*PASSAGE PROVIDED*:
— begin —
Almost every INFJ or INFP writer I’ve ever worked with gets stuck at some point. Their story isn’t flowing the way they think it should, or, their story has “gone dark” and they can’t see the next piece so they have no idea what happens next. This is almost always when the INFJ or INFP writer in question freaks out and tries to push harder on the story — meaning, they try to think their way out of the problem. They try to figure it out mentally. But this never works, and it only makes things worse in the long run.
I actually did a coaching session with a client just this past week who is an INFP writer. When I mentioned that he’d been writing a lot lately and his output seemed to be strong and steady, it made him nervous. He almost didn’t even want to talk about it for fear of “jinxing” it, he said. He’d had periods like this before, and then his inspiration had ebbed and he’d panicked, thinking that his connection with the story was lost forever and he would be doomed to going years without writing again, which was something traumatic he had experienced in the past.
— end —
(Dataset entries)
— begin —
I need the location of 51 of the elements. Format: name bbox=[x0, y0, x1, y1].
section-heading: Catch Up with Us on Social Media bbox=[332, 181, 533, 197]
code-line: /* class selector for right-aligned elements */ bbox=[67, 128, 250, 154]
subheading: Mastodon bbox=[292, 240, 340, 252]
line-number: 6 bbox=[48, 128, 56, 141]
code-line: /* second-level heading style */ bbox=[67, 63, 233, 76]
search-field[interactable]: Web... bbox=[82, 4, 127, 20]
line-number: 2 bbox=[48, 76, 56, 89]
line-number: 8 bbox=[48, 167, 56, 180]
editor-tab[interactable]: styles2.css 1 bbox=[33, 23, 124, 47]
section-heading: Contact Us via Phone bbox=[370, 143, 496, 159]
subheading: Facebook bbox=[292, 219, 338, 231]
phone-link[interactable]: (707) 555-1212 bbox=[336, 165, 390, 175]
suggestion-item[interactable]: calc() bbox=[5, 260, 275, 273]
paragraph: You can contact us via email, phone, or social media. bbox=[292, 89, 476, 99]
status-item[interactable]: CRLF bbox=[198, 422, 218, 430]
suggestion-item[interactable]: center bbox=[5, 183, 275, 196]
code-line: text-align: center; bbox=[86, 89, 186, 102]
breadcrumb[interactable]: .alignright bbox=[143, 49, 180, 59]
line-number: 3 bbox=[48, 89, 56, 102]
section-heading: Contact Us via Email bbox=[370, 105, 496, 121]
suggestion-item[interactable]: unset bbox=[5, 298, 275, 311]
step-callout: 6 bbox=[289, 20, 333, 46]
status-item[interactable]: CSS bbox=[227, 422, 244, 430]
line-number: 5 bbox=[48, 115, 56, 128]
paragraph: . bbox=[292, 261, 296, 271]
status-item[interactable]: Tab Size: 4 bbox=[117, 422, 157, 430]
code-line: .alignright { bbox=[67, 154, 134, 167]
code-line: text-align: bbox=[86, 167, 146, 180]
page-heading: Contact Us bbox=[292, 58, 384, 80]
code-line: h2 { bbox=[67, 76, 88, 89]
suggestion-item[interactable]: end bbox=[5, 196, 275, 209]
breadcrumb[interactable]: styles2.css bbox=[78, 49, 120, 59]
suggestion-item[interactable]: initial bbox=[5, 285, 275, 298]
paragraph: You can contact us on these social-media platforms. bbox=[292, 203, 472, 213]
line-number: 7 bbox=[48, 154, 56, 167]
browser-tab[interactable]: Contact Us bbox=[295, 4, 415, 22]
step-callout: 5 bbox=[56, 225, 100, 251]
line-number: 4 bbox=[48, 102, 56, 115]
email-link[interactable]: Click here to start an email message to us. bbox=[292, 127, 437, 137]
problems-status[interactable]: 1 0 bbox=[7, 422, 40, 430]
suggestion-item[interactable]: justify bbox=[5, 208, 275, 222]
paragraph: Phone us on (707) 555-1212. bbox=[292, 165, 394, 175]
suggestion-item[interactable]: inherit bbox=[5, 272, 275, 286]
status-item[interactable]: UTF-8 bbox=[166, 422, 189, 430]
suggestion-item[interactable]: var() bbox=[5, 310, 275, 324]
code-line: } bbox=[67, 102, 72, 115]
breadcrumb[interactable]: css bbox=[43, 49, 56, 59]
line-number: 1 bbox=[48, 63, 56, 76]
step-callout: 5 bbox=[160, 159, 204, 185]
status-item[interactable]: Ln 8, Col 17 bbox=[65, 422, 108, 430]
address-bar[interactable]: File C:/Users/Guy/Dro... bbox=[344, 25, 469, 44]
— end —
*TASK LIST*:
1/ Summarize the passage about INFJ and INFP writers in two sentences.
2/ In the passage about INFJ and INFP writers, why did the INFP client almost not want to talk about his recent writing?
3/ Repeat the passage about INFJ and INFP writers word for word from "Almost every INFJ" to "the long run.".
None of the dataset entries are needed here.

*THE SOLUTIONS*:
1/ Nearly every INFJ or INFP writer the author has worked with gets stuck at some point, and they usually panic and try to think their way out of the problem, which never works and only makes things worse. An INFP client in a recent coaching session grew nervous when his strong, steady output was mentioned, fearing he would jinx it, because he had once lost his inspiration and gone years without writing.

2/ He was afraid of "jinxing" it.

3/
Almost every INFJ or INFP writer I’ve ever worked with gets stuck at some point. Their story isn’t flowing the way they think it should, or, their story has “gone dark” and they can’t see the next piece so they have no idea what happens next. This is almost always when the INFJ or INFP writer in question freaks out and tries to push harder on the story — meaning, they try to think their way out of the problem. They try to figure it out mentally. But this never works, and it only makes things worse in the long run.